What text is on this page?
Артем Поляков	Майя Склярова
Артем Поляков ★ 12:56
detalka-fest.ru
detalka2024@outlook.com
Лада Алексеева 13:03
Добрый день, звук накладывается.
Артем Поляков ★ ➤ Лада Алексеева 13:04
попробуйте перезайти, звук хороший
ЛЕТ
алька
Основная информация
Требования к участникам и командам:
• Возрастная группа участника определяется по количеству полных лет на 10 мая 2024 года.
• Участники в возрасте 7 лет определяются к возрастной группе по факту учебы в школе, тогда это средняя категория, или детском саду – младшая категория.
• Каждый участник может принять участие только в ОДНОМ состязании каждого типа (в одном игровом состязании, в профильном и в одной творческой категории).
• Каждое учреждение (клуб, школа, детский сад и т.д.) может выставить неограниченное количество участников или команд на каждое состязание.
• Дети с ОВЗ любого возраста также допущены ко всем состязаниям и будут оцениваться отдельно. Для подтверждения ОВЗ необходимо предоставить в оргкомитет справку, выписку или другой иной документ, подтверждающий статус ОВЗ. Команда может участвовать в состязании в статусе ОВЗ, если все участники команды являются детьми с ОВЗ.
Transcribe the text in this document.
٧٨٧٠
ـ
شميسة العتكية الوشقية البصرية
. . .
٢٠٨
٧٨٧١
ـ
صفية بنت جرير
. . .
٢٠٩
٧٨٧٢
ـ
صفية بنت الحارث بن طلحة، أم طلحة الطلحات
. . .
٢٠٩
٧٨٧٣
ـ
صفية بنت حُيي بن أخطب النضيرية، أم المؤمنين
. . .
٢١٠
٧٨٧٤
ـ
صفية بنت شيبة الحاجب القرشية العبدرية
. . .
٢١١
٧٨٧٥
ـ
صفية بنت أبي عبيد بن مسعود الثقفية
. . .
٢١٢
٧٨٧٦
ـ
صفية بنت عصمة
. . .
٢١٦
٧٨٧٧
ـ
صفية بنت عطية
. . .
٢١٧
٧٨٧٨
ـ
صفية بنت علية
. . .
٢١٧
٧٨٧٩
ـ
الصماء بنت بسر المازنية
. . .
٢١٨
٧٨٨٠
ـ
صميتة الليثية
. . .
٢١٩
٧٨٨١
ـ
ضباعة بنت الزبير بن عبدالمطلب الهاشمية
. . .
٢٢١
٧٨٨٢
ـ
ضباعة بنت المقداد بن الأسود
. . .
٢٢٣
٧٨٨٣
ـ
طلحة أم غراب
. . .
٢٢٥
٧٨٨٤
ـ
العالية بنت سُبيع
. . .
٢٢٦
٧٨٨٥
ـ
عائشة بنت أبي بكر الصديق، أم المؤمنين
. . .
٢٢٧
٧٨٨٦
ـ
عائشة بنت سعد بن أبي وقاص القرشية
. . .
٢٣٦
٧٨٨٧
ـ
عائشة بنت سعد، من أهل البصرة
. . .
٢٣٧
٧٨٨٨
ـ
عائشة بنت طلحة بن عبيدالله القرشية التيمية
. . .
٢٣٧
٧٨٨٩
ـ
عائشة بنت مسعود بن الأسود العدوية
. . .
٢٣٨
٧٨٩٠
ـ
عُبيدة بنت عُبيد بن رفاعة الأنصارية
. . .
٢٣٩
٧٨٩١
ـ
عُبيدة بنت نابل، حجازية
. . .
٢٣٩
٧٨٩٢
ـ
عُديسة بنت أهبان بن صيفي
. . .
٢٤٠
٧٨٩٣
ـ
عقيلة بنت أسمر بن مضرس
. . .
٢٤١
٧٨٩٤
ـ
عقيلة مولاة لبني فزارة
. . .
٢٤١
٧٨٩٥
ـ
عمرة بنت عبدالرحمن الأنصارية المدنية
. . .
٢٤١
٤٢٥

● Goal of the exercise
Write out every line of the records exactly.

● The solution
What text is on this page?
Артем Поляков	Майя Склярова
Артем Поляков ★ 12:56
detalka-fest.ru
detalka2024@outlook.com
Лада Алексеева 13:03
Добрый день, звук накладывается.
Артем Поляков ★ ➤ Лада Алексеева 13:04
попробуйте перезайти, звук хороший
ЛЕТ
алька
Основная информация
Требования к участникам и командам:
• Возрастная группа участника определяется по количеству полных лет на 10 мая 2024 года.
• Участники в возрасте 7 лет определяются к возрастной группе по факту учебы в школе, тогда это средняя категория, или детском саду – младшая категория.
• Каждый участник может принять участие только в ОДНОМ состязании каждого типа (в одном игровом состязании, в профильном и в одной творческой категории).
• Каждое учреждение (клуб, школа, детский сад и т.д.) может выставить неограниченное количество участников или команд на каждое состязание.
• Дети с ОВЗ любого возраста также допущены ко всем состязаниям и будут оцениваться отдельно. Для подтверждения ОВЗ необходимо предоставить в оргкомитет справку, выписку или другой иной документ, подтверждающий статус ОВЗ. Команда может участвовать в состязании в статусе ОВЗ, если все участники команды являются детьми с ОВЗ.
Transcribe the text in this document.
٧٨٧٠
ـ
شميسة العتكية الوشقية البصرية
. . .
٢٠٨
٧٨٧١
ـ
صفية بنت جرير
. . .
٢٠٩
٧٨٧٢
ـ
صفية بنت الحارث بن طلحة، أم طلحة الطلحات
. . .
٢٠٩
٧٨٧٣
ـ
صفية بنت حُيي بن أخطب النضيرية، أم المؤمنين
. . .
٢١٠
٧٨٧٤
ـ
صفية بنت شيبة الحاجب القرشية العبدرية
. . .
٢١١
٧٨٧٥
ـ
صفية بنت أبي عبيد بن مسعود الثقفية
. . .
٢١٢
٧٨٧٦
ـ
صفية بنت عصمة
. . .
٢١٦
٧٨٧٧
ـ
صفية بنت عطية
. . .
٢١٧
٧٨٧٨
ـ
صفية بنت علية
. . .
٢١٧
٧٨٧٩
ـ
الصماء بنت بسر المازنية
. . .
٢١٨
٧٨٨٠
ـ
صميتة الليثية
. . .
٢١٩
٧٨٨١
ـ
ضباعة بنت الزبير بن عبدالمطلب الهاشمية
. . .
٢٢١
٧٨٨٢
ـ
ضباعة بنت المقداد بن الأسود
. . .
٢٢٣
٧٨٨٣
ـ
طلحة أم غراب
. . .
٢٢٥
٧٨٨٤
ـ
العالية بنت سُبيع
. . .
٢٢٦
٧٨٨٥
ـ
عائشة بنت أبي بكر الصديق، أم المؤمنين
. . .
٢٢٧
٧٨٨٦
ـ
عائشة بنت سعد بن أبي وقاص القرشية
. . .
٢٣٦
٧٨٨٧
ـ
عائشة بنت سعد، من أهل البصرة
. . .
٢٣٧
٧٨٨٨
ـ
عائشة بنت طلحة بن عبيدالله القرشية التيمية
. . .
٢٣٧
٧٨٨٩
ـ
عائشة بنت مسعود بن الأسود العدوية
. . .
٢٣٨
٧٨٩٠
ـ
عُبيدة بنت عُبيد بن رفاعة الأنصارية
. . .
٢٣٩
٧٨٩١
ـ
عُبيدة بنت نابل، حجازية
. . .
٢٣٩
٧٨٩٢
ـ
عُديسة بنت أهبان بن صيفي
. . .
٢٤٠
٧٨٩٣
ـ
عقيلة بنت أسمر بن مضرس
. . .
٢٤١
٧٨٩٤
ـ
عقيلة مولاة لبني فزارة
. . .
٢٤١
٧٨٩٥
ـ
عمرة بنت عبدالرحمن الأنصارية المدنية
. . .
٢٤١
٤٢٥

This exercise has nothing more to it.